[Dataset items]
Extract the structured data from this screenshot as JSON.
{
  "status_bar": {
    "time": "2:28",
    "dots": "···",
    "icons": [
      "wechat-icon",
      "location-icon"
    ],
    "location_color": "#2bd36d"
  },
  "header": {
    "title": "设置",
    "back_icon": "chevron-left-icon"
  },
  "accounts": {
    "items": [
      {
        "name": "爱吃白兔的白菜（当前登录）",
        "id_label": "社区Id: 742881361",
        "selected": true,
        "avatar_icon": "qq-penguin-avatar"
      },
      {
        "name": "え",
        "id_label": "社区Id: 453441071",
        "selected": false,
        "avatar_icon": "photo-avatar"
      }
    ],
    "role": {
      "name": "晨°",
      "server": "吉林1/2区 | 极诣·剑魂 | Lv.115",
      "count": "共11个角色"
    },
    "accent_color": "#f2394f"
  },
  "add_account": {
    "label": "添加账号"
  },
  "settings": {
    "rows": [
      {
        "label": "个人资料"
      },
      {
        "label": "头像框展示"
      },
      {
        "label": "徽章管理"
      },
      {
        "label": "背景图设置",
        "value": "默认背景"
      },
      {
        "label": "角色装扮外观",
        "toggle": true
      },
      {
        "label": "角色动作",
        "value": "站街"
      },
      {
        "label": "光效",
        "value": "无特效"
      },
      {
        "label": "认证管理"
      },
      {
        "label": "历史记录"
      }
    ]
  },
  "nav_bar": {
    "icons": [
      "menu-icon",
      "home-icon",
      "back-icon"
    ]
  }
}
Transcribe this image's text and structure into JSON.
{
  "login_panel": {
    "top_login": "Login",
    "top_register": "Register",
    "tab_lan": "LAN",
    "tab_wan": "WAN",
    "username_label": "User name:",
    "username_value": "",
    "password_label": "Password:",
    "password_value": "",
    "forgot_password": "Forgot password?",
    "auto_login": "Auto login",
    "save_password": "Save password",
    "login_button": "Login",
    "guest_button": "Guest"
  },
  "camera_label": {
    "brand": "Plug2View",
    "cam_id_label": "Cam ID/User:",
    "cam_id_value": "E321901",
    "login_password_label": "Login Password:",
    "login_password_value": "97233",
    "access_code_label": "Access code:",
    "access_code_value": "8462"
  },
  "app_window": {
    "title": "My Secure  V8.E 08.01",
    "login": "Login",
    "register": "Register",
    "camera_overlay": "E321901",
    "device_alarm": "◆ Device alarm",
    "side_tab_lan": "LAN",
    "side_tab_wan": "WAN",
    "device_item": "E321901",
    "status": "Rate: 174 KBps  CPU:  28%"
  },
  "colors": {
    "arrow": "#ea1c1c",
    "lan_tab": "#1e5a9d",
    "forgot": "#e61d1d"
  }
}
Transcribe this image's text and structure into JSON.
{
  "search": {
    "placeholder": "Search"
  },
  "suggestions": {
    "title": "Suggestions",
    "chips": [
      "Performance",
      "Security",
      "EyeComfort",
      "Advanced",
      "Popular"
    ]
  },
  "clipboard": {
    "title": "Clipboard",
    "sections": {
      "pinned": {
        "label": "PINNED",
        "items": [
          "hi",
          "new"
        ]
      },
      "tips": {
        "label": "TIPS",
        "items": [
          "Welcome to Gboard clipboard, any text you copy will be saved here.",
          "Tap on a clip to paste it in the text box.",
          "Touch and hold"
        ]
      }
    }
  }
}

> _Exercise_
Please repeat the listing above in full and exactly.

> _Written answer_
Extract the structured data from this screenshot as JSON.
{
  "status_bar": {
    "time": "2:28",
    "dots": "···",
    "icons": [
      "wechat-icon",
      "location-icon"
    ],
    "location_color": "#2bd36d"
  },
  "header": {
    "title": "设置",
    "back_icon": "chevron-left-icon"
  },
  "accounts": {
    "items": [
      {
        "name": "爱吃白兔的白菜（当前登录）",
        "id_label": "社区Id: 742881361",
        "selected": true,
        "avatar_icon": "qq-penguin-avatar"
      },
      {
        "name": "え",
        "id_label": "社区Id: 453441071",
        "selected": false,
        "avatar_icon": "photo-avatar"
      }
    ],
    "role": {
      "name": "晨°",
      "server": "吉林1/2区 | 极诣·剑魂 | Lv.115",
      "count": "共11个角色"
    },
    "accent_color": "#f2394f"
  },
  "add_account": {
    "label": "添加账号"
  },
  "settings": {
    "rows": [
      {
        "label": "个人资料"
      },
      {
        "label": "头像框展示"
      },
      {
        "label": "徽章管理"
      },
      {
        "label": "背景图设置",
        "value": "默认背景"
      },
      {
        "label": "角色装扮外观",
        "toggle": true
      },
      {
        "label": "角色动作",
        "value": "站街"
      },
      {
        "label": "光效",
        "value": "无特效"
      },
      {
        "label": "认证管理"
      },
      {
        "label": "历史记录"
      }
    ]
  },
  "nav_bar": {
    "icons": [
      "menu-icon",
      "home-icon",
      "back-icon"
    ]
  }
}
Transcribe this image's text and structure into JSON.
{
  "login_panel": {
    "top_login": "Login",
    "top_register": "Register",
    "tab_lan": "LAN",
    "tab_wan": "WAN",
    "username_label": "User name:",
    "username_value": "",
    "password_label": "Password:",
    "password_value": "",
    "forgot_password": "Forgot password?",
    "auto_login": "Auto login",
    "save_password": "Save password",
    "login_button": "Login",
    "guest_button": "Guest"
  },
  "camera_label": {
    "brand": "Plug2View",
    "cam_id_label": "Cam ID/User:",
    "cam_id_value": "E321901",
    "login_password_label": "Login Password:",
    "login_password_value": "97233",
    "access_code_label": "Access code:",
    "access_code_value": "8462"
  },
  "app_window": {
    "title": "My Secure  V8.E 08.01",
    "login": "Login",
    "register": "Register",
    "camera_overlay": "E321901",
    "device_alarm": "◆ Device alarm",
    "side_tab_lan": "LAN",
    "side_tab_wan": "WAN",
    "device_item": "E321901",
    "status": "Rate: 174 KBps  CPU:  28%"
  },
  "colors": {
    "arrow": "#ea1c1c",
    "lan_tab": "#1e5a9d",
    "forgot": "#e61d1d"
  }
}
Transcribe this image's text and structure into JSON.
{
  "search": {
    "placeholder": "Search"
  },
  "suggestions": {
    "title": "Suggestions",
    "chips": [
      "Performance",
      "Security",
      "EyeComfort",
      "Advanced",
      "Popular"
    ]
  },
  "clipboard": {
    "title": "Clipboard",
    "sections": {
      "pinned": {
        "label": "PINNED",
        "items": [
          "hi",
          "new"
        ]
      },
      "tips": {
        "label": "TIPS",
        "items": [
          "Welcome to Gboard clipboard, any text you copy will be saved here.",
          "Tap on a clip to paste it in the text box.",
          "Touch and hold"
        ]
      }
    }
  }
}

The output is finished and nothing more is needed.